** BEGIN **

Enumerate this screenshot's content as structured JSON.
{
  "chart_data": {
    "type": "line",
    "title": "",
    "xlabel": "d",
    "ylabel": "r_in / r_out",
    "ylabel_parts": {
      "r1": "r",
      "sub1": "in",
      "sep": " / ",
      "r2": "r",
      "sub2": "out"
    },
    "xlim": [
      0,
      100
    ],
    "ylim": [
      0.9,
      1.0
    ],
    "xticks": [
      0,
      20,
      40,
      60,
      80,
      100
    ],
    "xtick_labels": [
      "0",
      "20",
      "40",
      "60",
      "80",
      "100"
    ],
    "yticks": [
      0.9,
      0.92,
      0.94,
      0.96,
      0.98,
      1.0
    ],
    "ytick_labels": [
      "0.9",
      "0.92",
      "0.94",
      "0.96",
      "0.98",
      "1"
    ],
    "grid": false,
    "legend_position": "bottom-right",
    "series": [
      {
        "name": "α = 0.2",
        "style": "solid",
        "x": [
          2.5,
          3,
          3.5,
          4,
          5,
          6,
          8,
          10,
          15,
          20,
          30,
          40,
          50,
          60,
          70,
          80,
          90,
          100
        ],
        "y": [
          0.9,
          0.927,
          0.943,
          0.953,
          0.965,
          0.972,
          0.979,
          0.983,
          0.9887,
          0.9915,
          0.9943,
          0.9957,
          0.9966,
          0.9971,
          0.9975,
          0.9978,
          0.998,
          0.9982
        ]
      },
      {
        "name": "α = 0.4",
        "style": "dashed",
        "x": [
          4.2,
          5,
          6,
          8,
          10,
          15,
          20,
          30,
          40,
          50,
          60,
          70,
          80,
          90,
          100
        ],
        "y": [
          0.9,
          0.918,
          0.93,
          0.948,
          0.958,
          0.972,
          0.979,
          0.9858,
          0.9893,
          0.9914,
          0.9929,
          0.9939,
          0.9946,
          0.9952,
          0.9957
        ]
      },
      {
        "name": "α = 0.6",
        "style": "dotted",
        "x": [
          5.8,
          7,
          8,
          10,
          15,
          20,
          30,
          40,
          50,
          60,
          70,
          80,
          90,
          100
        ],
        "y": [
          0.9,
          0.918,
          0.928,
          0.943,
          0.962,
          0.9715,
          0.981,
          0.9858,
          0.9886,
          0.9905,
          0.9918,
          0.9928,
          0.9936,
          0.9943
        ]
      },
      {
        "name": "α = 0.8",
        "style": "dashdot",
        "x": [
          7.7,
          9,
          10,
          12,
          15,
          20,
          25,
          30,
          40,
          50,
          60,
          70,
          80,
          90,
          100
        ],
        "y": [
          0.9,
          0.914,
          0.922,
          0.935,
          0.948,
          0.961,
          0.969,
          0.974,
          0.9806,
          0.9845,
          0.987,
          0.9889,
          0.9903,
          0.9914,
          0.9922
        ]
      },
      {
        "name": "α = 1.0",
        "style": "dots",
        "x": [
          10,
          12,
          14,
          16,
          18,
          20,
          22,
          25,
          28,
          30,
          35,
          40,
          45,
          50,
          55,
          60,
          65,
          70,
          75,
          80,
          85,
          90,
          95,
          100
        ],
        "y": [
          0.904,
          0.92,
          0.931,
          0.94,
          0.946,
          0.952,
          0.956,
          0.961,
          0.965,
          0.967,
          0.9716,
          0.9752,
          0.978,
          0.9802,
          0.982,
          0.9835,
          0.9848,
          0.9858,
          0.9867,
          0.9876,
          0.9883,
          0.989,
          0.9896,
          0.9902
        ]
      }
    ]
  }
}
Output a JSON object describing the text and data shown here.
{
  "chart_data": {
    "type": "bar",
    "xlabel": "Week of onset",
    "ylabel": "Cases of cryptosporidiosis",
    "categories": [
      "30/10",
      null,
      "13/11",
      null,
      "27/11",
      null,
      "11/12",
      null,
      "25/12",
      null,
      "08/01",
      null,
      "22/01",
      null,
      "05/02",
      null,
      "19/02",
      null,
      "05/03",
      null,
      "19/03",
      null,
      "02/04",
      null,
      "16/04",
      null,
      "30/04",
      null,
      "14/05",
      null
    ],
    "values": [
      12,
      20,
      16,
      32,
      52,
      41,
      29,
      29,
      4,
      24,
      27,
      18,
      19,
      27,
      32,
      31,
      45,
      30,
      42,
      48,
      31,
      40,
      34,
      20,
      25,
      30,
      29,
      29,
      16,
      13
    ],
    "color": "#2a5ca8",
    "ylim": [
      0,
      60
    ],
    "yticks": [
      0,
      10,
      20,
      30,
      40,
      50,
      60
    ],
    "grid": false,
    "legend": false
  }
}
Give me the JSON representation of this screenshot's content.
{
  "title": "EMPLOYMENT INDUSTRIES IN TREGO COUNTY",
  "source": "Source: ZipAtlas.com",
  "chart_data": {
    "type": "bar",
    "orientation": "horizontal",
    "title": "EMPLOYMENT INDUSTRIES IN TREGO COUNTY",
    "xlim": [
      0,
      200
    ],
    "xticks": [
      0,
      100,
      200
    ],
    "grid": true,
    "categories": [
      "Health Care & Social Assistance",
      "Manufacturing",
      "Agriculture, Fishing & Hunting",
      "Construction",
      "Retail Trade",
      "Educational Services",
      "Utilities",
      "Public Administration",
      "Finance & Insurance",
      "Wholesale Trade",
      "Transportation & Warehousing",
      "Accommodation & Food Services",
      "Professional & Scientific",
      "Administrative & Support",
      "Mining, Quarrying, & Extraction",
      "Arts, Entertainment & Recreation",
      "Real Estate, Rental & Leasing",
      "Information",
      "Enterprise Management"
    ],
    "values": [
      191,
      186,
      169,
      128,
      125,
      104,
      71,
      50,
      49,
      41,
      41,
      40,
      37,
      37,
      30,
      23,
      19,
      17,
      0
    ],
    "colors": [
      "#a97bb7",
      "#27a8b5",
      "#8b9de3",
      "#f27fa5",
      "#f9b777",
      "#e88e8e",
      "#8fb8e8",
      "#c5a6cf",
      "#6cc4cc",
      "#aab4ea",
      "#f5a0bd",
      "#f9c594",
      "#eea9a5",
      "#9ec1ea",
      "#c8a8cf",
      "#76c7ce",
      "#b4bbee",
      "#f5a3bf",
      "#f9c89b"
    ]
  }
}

** END **

Copy all lines from the material that include "title".

## Answer for this exercise
    "title": "",
  "title": "EMPLOYMENT INDUSTRIES IN TREGO COUNTY",
    "title": "EMPLOYMENT INDUSTRIES IN TREGO COUNTY",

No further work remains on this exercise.